#### Listed records

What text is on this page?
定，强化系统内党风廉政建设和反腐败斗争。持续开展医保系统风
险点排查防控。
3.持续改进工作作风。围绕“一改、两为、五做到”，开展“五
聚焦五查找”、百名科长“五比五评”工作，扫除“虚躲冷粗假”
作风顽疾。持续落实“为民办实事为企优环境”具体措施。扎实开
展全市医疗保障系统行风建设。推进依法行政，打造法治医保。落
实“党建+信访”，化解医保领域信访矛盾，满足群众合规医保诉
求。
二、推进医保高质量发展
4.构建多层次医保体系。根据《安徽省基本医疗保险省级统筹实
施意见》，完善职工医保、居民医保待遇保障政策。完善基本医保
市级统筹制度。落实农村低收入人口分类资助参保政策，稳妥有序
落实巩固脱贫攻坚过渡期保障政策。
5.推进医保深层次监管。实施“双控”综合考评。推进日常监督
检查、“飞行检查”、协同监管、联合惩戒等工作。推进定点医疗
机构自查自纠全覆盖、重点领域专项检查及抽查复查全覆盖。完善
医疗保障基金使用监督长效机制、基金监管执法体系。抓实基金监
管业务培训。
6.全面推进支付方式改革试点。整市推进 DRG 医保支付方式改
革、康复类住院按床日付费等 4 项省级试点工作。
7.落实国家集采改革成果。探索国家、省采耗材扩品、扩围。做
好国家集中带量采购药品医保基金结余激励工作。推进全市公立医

########
#### Listed records

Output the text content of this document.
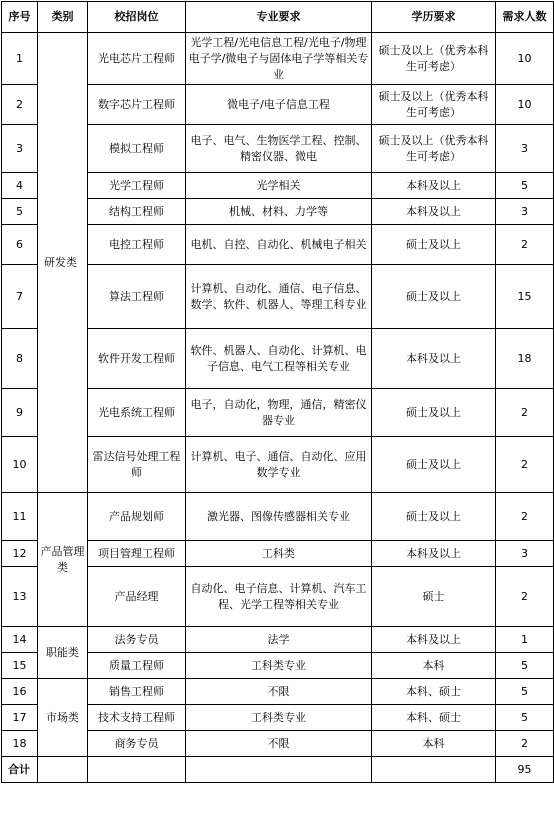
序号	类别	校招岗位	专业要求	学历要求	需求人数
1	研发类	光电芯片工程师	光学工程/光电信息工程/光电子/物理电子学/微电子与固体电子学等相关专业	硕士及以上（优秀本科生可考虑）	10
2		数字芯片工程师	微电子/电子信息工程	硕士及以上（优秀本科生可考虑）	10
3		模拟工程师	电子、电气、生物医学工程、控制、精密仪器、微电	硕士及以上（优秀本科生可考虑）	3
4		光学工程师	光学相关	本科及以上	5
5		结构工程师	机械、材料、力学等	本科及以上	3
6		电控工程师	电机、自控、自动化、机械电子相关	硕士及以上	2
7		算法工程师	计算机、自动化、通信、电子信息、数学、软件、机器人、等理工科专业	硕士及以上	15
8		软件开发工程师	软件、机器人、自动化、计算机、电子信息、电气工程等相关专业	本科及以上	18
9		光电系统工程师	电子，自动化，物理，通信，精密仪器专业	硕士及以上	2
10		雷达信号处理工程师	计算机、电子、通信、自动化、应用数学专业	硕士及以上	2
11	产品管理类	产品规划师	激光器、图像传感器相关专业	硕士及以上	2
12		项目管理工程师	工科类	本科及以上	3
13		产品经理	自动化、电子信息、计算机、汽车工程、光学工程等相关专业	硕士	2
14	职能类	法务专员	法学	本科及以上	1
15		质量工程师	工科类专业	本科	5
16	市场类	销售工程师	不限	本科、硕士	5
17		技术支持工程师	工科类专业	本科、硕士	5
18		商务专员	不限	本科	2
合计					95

########

- Problem description -
Tell how many lines in the material contain the word "优秀本科生可考虑". Only the number is wanted.

- Solved exercise -
3